Return a copy of every line in the records that includes the word "will".

(Data records)
--- START ---

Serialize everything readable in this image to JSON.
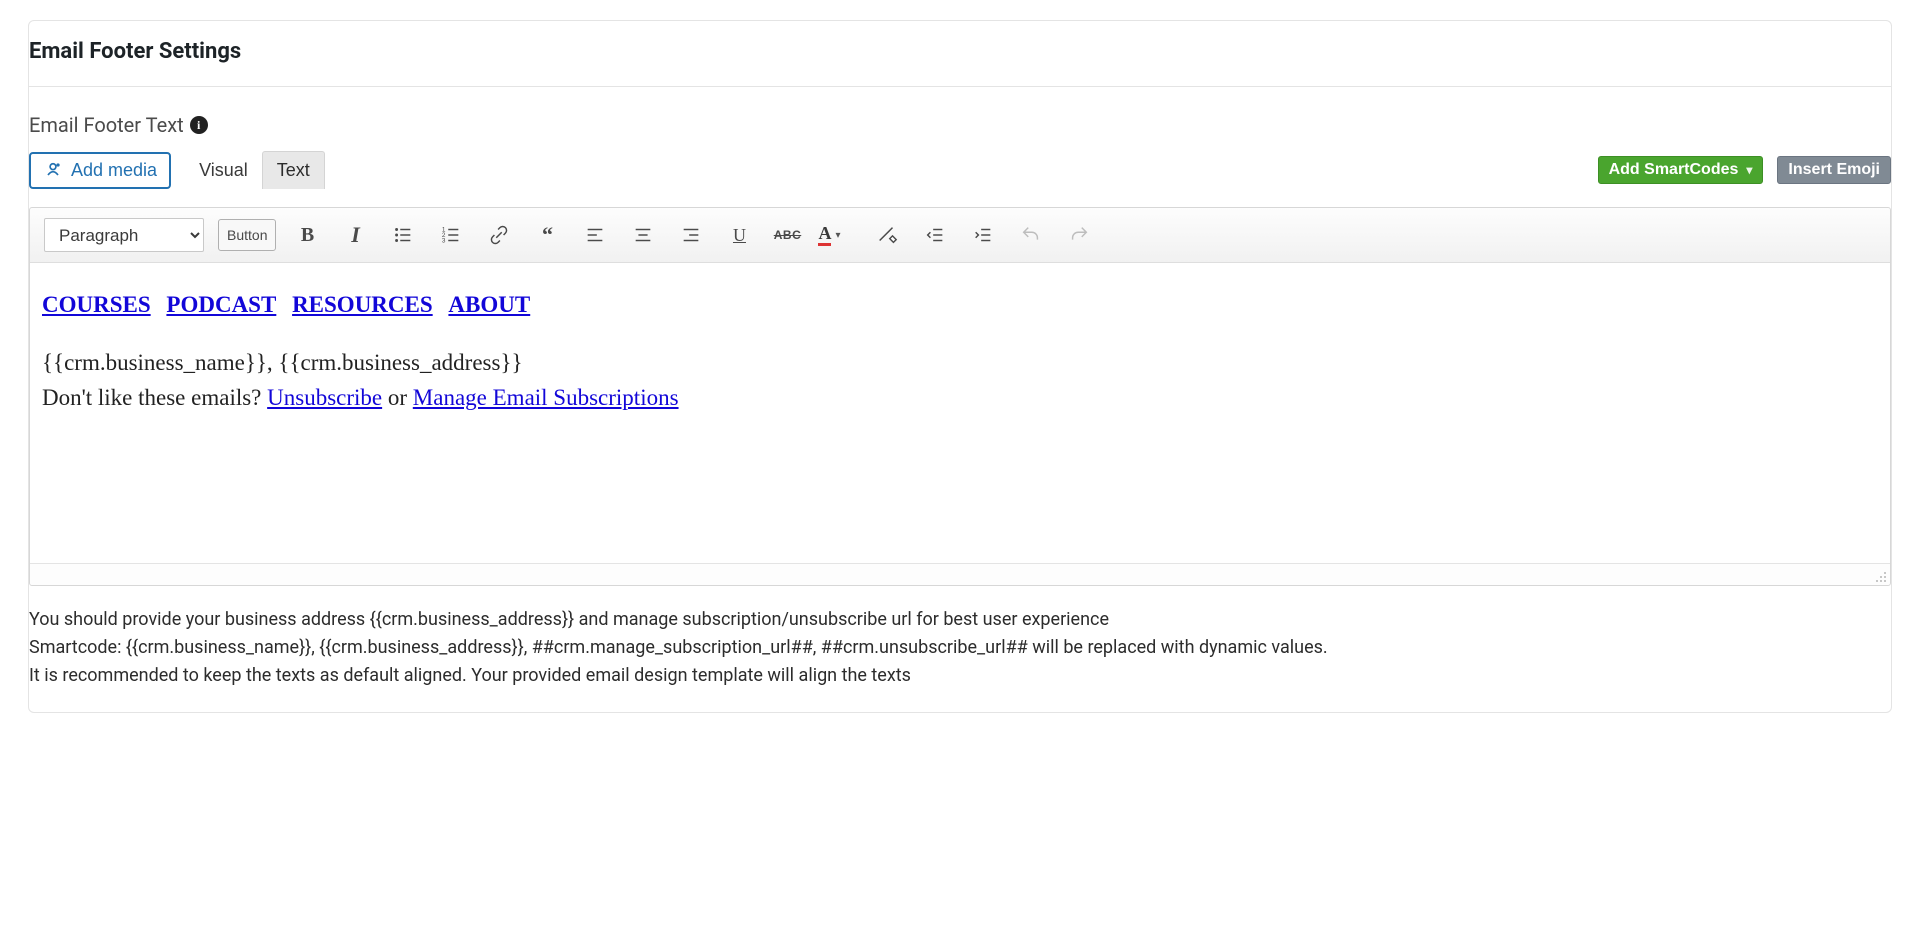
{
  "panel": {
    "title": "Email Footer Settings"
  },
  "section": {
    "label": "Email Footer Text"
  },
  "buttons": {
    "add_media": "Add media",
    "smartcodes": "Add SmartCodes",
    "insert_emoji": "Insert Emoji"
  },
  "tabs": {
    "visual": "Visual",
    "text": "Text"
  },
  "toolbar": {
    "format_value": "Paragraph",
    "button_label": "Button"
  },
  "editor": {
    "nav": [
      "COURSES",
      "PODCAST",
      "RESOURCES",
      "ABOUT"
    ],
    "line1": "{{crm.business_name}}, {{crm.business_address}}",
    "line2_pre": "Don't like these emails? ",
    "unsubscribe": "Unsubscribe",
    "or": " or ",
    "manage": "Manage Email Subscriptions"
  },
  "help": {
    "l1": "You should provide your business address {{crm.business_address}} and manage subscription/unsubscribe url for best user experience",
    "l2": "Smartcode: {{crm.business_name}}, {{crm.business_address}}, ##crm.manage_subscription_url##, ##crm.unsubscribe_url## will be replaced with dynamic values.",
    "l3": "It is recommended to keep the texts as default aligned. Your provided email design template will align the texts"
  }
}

--- END ---
--- START ---

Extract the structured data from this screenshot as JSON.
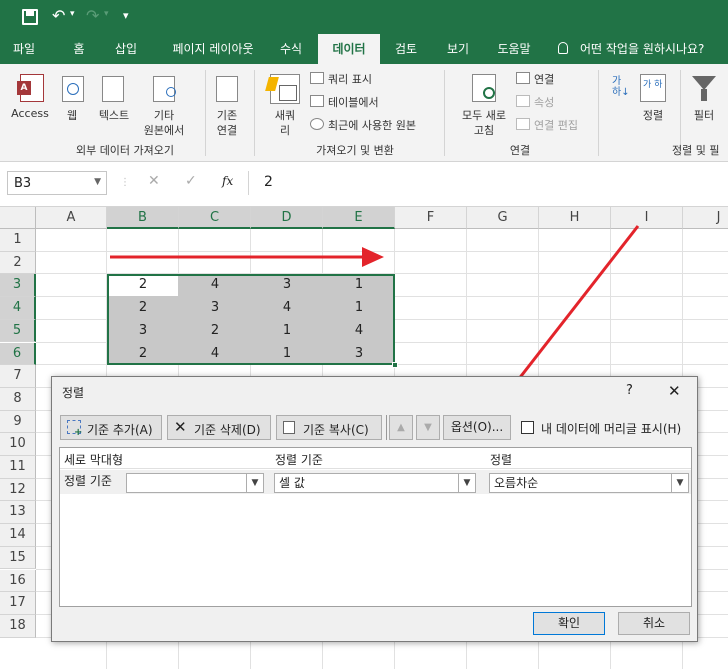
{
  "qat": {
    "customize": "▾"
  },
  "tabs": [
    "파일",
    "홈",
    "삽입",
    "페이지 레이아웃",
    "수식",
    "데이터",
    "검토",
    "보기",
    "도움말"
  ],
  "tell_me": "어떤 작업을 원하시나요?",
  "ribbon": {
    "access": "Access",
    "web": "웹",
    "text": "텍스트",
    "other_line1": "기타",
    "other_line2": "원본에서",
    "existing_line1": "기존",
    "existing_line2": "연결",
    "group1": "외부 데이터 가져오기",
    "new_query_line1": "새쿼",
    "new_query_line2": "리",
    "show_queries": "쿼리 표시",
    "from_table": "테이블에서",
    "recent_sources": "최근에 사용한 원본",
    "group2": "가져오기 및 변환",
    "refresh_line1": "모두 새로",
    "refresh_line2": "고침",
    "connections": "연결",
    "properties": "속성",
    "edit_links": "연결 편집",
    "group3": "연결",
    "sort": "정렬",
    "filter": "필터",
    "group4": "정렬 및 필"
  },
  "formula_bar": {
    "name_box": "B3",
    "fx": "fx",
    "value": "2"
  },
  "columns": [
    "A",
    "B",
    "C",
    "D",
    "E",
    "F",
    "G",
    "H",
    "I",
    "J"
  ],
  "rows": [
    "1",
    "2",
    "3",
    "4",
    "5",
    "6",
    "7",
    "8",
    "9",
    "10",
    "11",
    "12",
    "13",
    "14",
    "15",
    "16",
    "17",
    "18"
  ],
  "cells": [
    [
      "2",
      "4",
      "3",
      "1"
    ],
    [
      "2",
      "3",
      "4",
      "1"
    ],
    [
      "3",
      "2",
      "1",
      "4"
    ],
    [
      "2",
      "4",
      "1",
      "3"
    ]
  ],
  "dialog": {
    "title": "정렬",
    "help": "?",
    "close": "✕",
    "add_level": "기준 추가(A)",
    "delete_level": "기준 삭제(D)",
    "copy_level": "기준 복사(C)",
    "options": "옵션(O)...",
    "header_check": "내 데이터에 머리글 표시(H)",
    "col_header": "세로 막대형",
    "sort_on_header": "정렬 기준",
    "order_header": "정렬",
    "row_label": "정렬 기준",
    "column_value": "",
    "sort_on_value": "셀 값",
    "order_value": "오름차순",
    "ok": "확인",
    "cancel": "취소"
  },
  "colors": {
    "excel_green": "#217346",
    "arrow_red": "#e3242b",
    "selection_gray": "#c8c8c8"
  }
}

--- END ---
--- START ---

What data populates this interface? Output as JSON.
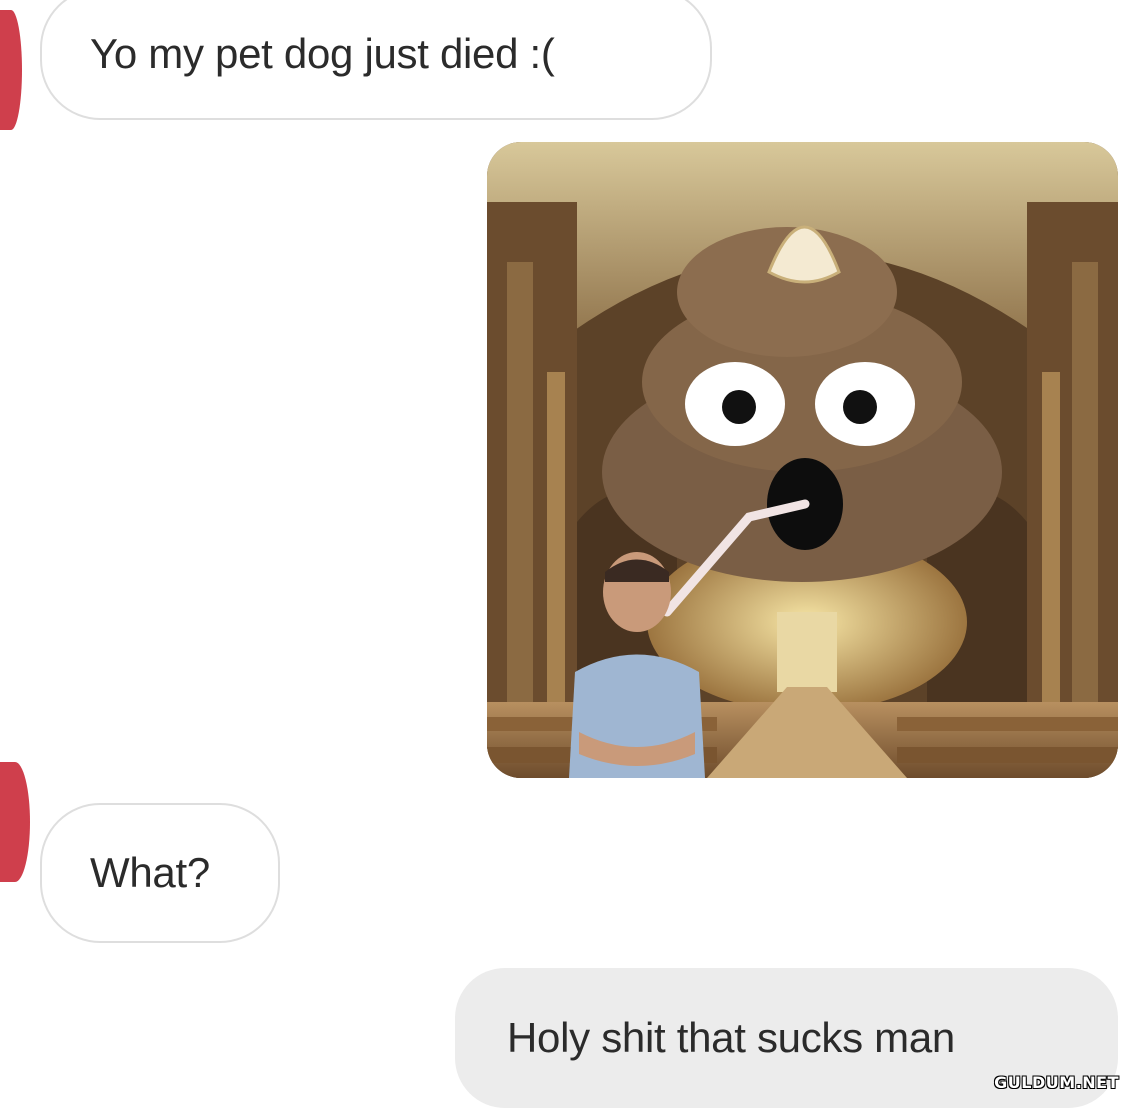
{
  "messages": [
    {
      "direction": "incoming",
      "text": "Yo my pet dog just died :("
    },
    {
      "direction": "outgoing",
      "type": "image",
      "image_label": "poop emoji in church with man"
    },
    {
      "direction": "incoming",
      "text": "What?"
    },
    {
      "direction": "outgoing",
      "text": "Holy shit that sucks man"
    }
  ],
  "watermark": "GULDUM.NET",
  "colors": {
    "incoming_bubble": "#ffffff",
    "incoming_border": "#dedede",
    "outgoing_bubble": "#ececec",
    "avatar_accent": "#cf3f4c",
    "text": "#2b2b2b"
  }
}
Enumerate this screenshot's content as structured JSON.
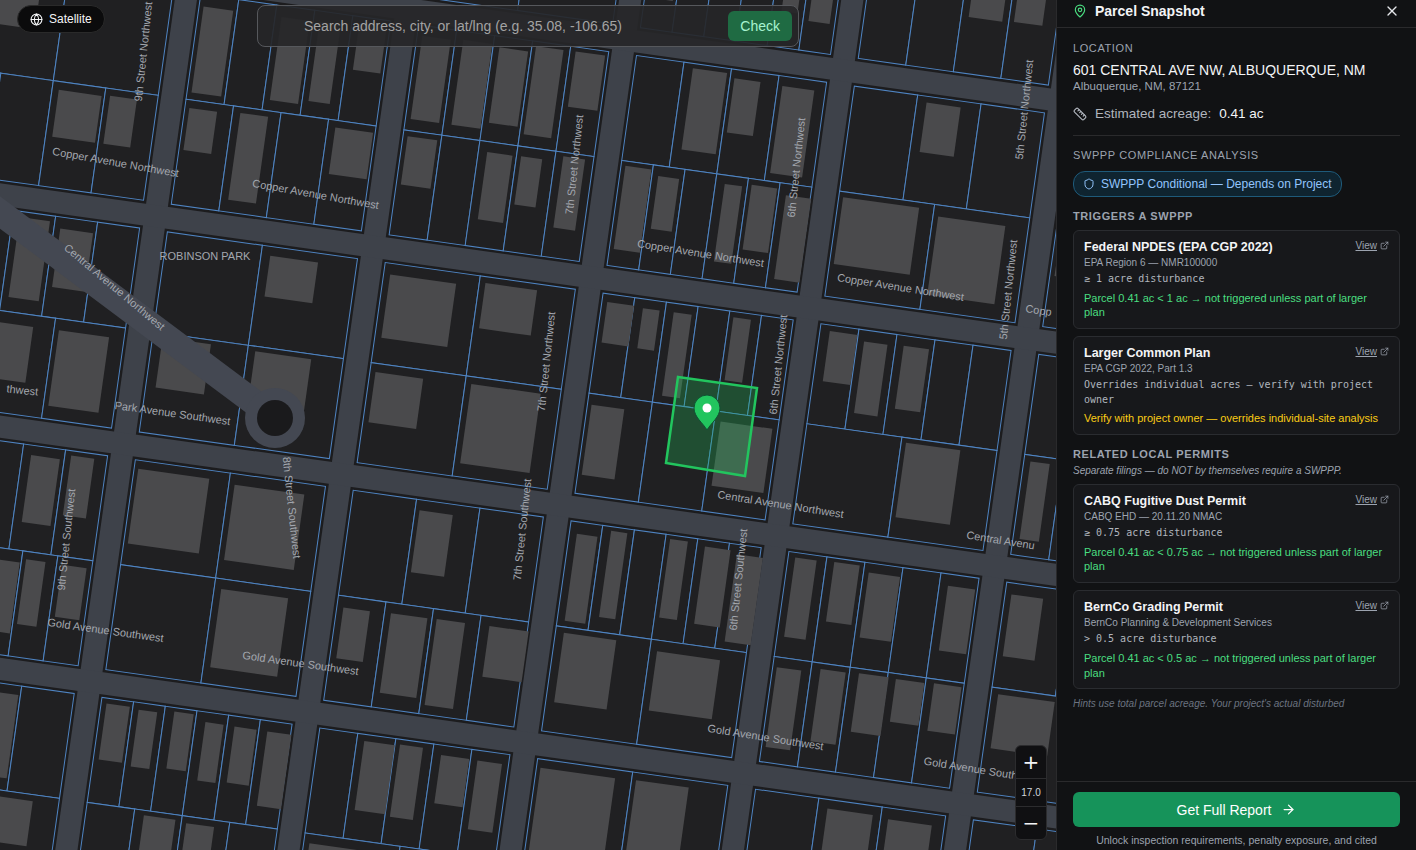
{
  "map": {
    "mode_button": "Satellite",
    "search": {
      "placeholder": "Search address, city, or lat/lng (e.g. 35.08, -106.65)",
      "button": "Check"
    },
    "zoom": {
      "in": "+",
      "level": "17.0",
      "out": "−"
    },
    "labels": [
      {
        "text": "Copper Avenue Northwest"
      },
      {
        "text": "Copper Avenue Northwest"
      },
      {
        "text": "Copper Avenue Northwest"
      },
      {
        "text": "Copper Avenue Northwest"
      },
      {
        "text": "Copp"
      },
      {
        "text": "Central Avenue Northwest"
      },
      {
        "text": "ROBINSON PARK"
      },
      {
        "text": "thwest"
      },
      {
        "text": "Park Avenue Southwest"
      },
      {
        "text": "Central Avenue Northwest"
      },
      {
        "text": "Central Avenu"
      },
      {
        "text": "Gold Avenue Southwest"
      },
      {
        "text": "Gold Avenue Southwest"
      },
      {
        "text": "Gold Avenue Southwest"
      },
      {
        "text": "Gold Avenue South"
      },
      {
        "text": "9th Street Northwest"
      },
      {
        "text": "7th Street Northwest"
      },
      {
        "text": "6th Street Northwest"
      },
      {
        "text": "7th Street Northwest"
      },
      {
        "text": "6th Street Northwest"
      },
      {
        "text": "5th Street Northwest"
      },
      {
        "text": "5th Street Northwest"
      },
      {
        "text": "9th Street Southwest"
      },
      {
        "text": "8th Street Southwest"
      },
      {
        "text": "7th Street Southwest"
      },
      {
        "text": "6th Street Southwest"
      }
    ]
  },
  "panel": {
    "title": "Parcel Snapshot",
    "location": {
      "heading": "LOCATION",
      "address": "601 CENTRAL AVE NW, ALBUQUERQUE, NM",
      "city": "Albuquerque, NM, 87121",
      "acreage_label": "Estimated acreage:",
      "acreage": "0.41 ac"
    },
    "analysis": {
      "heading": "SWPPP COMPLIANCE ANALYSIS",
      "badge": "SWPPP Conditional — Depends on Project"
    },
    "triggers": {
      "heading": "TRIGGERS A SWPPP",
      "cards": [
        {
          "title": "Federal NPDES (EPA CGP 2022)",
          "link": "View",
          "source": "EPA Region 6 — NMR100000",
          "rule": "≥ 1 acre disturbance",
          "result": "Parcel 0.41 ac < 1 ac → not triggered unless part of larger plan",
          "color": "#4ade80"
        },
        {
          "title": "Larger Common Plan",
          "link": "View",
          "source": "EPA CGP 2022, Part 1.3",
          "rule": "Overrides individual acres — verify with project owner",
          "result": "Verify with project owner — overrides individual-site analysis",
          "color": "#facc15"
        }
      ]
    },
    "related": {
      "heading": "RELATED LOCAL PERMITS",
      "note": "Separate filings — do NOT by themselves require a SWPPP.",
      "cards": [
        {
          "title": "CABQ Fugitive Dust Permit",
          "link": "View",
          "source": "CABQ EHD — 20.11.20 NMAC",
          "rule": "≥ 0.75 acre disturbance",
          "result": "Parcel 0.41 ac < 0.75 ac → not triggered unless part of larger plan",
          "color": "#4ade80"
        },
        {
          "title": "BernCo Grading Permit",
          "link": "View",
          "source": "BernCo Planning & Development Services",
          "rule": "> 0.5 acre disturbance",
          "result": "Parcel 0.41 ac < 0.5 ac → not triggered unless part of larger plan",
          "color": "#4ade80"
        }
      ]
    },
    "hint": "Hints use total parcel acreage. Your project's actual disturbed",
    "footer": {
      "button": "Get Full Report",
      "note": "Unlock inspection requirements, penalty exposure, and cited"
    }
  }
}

--- END ---

**OUTPUT OF THE TASK:**
    "l2": "Smartcode: {{crm.business_name}}, {{crm.business_address}}, ##crm.manage_subscription_url##, ##crm.unsubscribe_url## will be replaced with dynamic values.",
    "l3": "It is recommended to keep the texts as default aligned. Your provided email design template will align the texts"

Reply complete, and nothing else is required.